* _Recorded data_
>>

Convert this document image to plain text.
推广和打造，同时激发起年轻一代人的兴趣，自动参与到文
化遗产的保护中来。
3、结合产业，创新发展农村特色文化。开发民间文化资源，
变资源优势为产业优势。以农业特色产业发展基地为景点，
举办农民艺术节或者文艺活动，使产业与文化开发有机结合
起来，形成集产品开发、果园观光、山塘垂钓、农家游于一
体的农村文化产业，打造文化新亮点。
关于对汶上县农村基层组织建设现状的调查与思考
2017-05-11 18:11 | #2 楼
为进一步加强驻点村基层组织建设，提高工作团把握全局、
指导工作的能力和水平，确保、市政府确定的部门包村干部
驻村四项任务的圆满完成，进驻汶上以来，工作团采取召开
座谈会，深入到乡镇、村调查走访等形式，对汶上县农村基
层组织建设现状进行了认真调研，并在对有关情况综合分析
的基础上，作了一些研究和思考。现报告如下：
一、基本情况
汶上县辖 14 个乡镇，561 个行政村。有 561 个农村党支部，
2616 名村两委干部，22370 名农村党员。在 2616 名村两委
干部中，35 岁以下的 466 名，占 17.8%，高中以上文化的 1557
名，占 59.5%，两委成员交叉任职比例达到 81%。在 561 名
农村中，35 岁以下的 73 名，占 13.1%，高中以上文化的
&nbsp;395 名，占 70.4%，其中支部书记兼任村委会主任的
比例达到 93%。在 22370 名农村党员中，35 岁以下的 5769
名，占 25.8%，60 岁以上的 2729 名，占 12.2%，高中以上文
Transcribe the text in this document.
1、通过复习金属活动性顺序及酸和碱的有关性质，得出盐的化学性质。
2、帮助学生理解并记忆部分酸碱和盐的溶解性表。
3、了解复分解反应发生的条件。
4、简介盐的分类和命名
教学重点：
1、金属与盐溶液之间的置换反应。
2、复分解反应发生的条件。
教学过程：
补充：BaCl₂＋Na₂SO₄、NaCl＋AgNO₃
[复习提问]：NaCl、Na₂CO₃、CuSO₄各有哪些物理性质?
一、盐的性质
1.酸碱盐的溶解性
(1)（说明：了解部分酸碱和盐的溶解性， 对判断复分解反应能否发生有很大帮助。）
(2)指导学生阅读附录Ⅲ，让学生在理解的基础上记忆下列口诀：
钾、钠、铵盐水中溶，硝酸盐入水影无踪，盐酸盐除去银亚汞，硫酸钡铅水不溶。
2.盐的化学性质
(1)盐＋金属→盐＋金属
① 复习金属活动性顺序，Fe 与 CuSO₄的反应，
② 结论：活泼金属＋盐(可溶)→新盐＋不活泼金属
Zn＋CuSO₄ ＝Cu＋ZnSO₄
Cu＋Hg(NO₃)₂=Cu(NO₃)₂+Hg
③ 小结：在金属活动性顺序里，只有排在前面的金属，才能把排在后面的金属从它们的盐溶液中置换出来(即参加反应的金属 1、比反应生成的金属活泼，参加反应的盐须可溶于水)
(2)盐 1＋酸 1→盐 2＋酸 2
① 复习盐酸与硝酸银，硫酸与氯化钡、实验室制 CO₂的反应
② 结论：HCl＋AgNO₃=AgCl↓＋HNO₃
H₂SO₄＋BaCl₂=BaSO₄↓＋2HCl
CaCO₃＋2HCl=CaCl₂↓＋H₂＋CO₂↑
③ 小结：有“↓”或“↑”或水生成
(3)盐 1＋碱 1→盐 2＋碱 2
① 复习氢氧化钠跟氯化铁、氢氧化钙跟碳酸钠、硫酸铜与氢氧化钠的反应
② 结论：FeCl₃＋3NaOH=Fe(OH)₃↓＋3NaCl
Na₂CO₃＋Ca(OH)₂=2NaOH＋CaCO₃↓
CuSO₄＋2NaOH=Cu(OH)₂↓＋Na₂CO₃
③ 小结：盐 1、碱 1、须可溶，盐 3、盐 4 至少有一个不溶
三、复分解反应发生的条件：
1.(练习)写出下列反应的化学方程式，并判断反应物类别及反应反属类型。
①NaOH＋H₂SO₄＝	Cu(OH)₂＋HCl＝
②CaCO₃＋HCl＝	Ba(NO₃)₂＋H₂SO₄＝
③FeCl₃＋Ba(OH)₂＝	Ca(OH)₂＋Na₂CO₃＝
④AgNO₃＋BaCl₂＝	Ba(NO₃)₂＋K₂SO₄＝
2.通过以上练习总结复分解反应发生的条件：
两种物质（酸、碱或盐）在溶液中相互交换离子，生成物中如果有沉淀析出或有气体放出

<<

* _Task to carry out_
Please output the entire listing exactly as it stands.

* _Exercise output_
Convert this document image to plain text.
推广和打造，同时激发起年轻一代人的兴趣，自动参与到文
化遗产的保护中来。
3、结合产业，创新发展农村特色文化。开发民间文化资源，
变资源优势为产业优势。以农业特色产业发展基地为景点，
举办农民艺术节或者文艺活动，使产业与文化开发有机结合
起来，形成集产品开发、果园观光、山塘垂钓、农家游于一
体的农村文化产业，打造文化新亮点。
关于对汶上县农村基层组织建设现状的调查与思考
2017-05-11 18:11 | #2 楼
为进一步加强驻点村基层组织建设，提高工作团把握全局、
指导工作的能力和水平，确保、市政府确定的部门包村干部
驻村四项任务的圆满完成，进驻汶上以来，工作团采取召开
座谈会，深入到乡镇、村调查走访等形式，对汶上县农村基
层组织建设现状进行了认真调研，并在对有关情况综合分析
的基础上，作了一些研究和思考。现报告如下：
一、基本情况
汶上县辖 14 个乡镇，561 个行政村。有 561 个农村党支部，
2616 名村两委干部，22370 名农村党员。在 2616 名村两委
干部中，35 岁以下的 466 名，占 17.8%，高中以上文化的 1557
名，占 59.5%，两委成员交叉任职比例达到 81%。在 561 名
农村中，35 岁以下的 73 名，占 13.1%，高中以上文化的
&nbsp;395 名，占 70.4%，其中支部书记兼任村委会主任的
比例达到 93%。在 22370 名农村党员中，35 岁以下的 5769
名，占 25.8%，60 岁以上的 2729 名，占 12.2%，高中以上文
Transcribe the text in this document.
1、通过复习金属活动性顺序及酸和碱的有关性质，得出盐的化学性质。
2、帮助学生理解并记忆部分酸碱和盐的溶解性表。
3、了解复分解反应发生的条件。
4、简介盐的分类和命名
教学重点：
1、金属与盐溶液之间的置换反应。
2、复分解反应发生的条件。
教学过程：
补充：BaCl₂＋Na₂SO₄、NaCl＋AgNO₃
[复习提问]：NaCl、Na₂CO₃、CuSO₄各有哪些物理性质?
一、盐的性质
1.酸碱盐的溶解性
(1)（说明：了解部分酸碱和盐的溶解性， 对判断复分解反应能否发生有很大帮助。）
(2)指导学生阅读附录Ⅲ，让学生在理解的基础上记忆下列口诀：
钾、钠、铵盐水中溶，硝酸盐入水影无踪，盐酸盐除去银亚汞，硫酸钡铅水不溶。
2.盐的化学性质
(1)盐＋金属→盐＋金属
① 复习金属活动性顺序，Fe 与 CuSO₄的反应，
② 结论：活泼金属＋盐(可溶)→新盐＋不活泼金属
Zn＋CuSO₄ ＝Cu＋ZnSO₄
Cu＋Hg(NO₃)₂=Cu(NO₃)₂+Hg
③ 小结：在金属活动性顺序里，只有排在前面的金属，才能把排在后面的金属从它们的盐溶液中置换出来(即参加反应的金属 1、比反应生成的金属活泼，参加反应的盐须可溶于水)
(2)盐 1＋酸 1→盐 2＋酸 2
① 复习盐酸与硝酸银，硫酸与氯化钡、实验室制 CO₂的反应
② 结论：HCl＋AgNO₃=AgCl↓＋HNO₃
H₂SO₄＋BaCl₂=BaSO₄↓＋2HCl
CaCO₃＋2HCl=CaCl₂↓＋H₂＋CO₂↑
③ 小结：有“↓”或“↑”或水生成
(3)盐 1＋碱 1→盐 2＋碱 2
① 复习氢氧化钠跟氯化铁、氢氧化钙跟碳酸钠、硫酸铜与氢氧化钠的反应
② 结论：FeCl₃＋3NaOH=Fe(OH)₃↓＋3NaCl
Na₂CO₃＋Ca(OH)₂=2NaOH＋CaCO₃↓
CuSO₄＋2NaOH=Cu(OH)₂↓＋Na₂CO₃
③ 小结：盐 1、碱 1、须可溶，盐 3、盐 4 至少有一个不溶
三、复分解反应发生的条件：
1.(练习)写出下列反应的化学方程式，并判断反应物类别及反应反属类型。
①NaOH＋H₂SO₄＝	Cu(OH)₂＋HCl＝
②CaCO₃＋HCl＝	Ba(NO₃)₂＋H₂SO₄＝
③FeCl₃＋Ba(OH)₂＝	Ca(OH)₂＋Na₂CO₃＝
④AgNO₃＋BaCl₂＝	Ba(NO₃)₂＋K₂SO₄＝
2.通过以上练习总结复分解反应发生的条件：
两种物质（酸、碱或盐）在溶液中相互交换离子，生成物中如果有沉淀析出或有气体放出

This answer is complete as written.